* **Task details**
Copy out each line of the data holding "musical".
+++ Data shown
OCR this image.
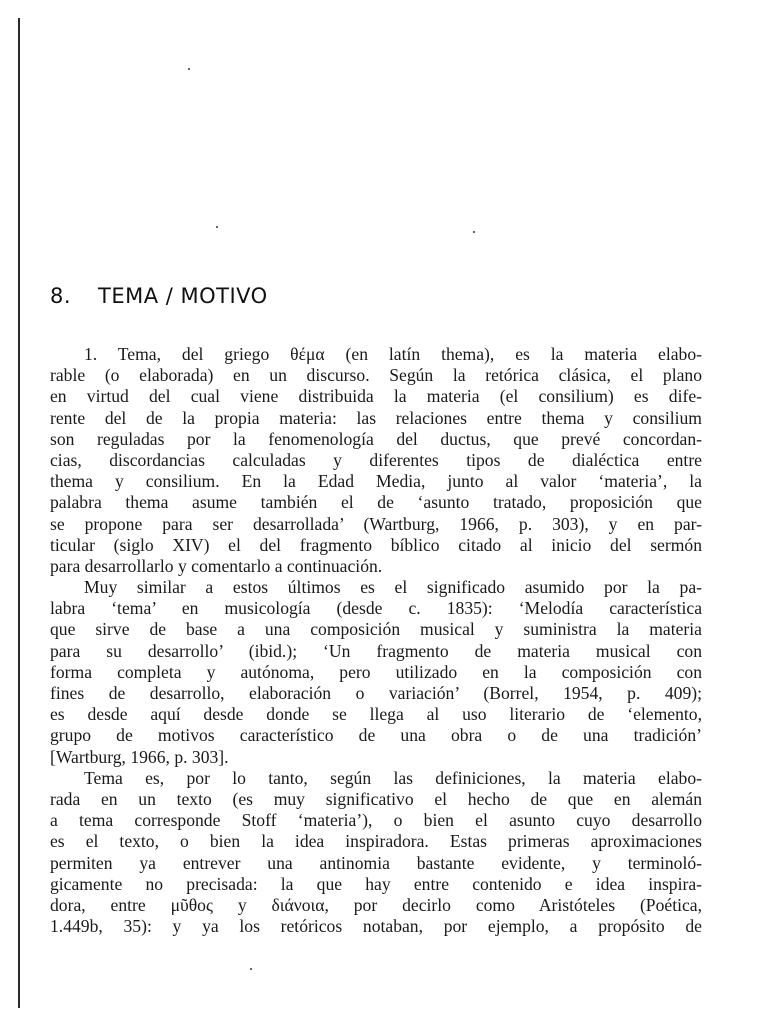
8. TEMA / MOTIVO
1. Tema, del griego θέμα (en latín thema), es la materia elabo-
rable (o elaborada) en un discurso. Según la retórica clásica, el plano
en virtud del cual viene distribuida la materia (el consilium) es dife-
rente del de la propia materia: las relaciones entre thema y consilium
son reguladas por la fenomenología del ductus, que prevé concordan-
cias, discordancias calculadas y diferentes tipos de dialéctica entre
thema y consilium. En la Edad Media, junto al valor ‘materia’, la
palabra thema asume también el de ‘asunto tratado, proposición que
se propone para ser desarrollada’ (Wartburg, 1966, p. 303), y en par-
ticular (siglo XIV) el del fragmento bíblico citado al inicio del sermón
para desarrollarlo y comentarlo a continuación.
Muy similar a estos últimos es el significado asumido por la pa-
labra ‘tema’ en musicología (desde c. 1835): ‘Melodía característica
que sirve de base a una composición musical y suministra la materia
para su desarrollo’ (ibid.); ‘Un fragmento de materia musical con
forma completa y autónoma, pero utilizado en la composición con
fines de desarrollo, elaboración o variación’ (Borrel, 1954, p. 409);
es desde aquí desde donde se llega al uso literario de ‘elemento,
grupo de motivos característico de una obra o de una tradición’
[Wartburg, 1966, p. 303].
Tema es, por lo tanto, según las definiciones, la materia elabo-
rada en un texto (es muy significativo el hecho de que en alemán
a tema corresponde Stoff ‘materia’), o bien el asunto cuyo desarrollo
es el texto, o bien la idea inspiradora. Estas primeras aproximaciones
permiten ya entrever una antinomia bastante evidente, y terminoló-
gicamente no precisada: la que hay entre contenido e idea inspira-
dora, entre μῦθος y διάνοια, por decirlo como Aristóteles (Poética,
1.449b, 35): y ya los retóricos notaban, por ejemplo, a propósito de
++++++
* **Result of the task**
que sirve de base a una composición musical y suministra la materia
para su desarrollo’ (ibid.); ‘Un fragmento de materia musical con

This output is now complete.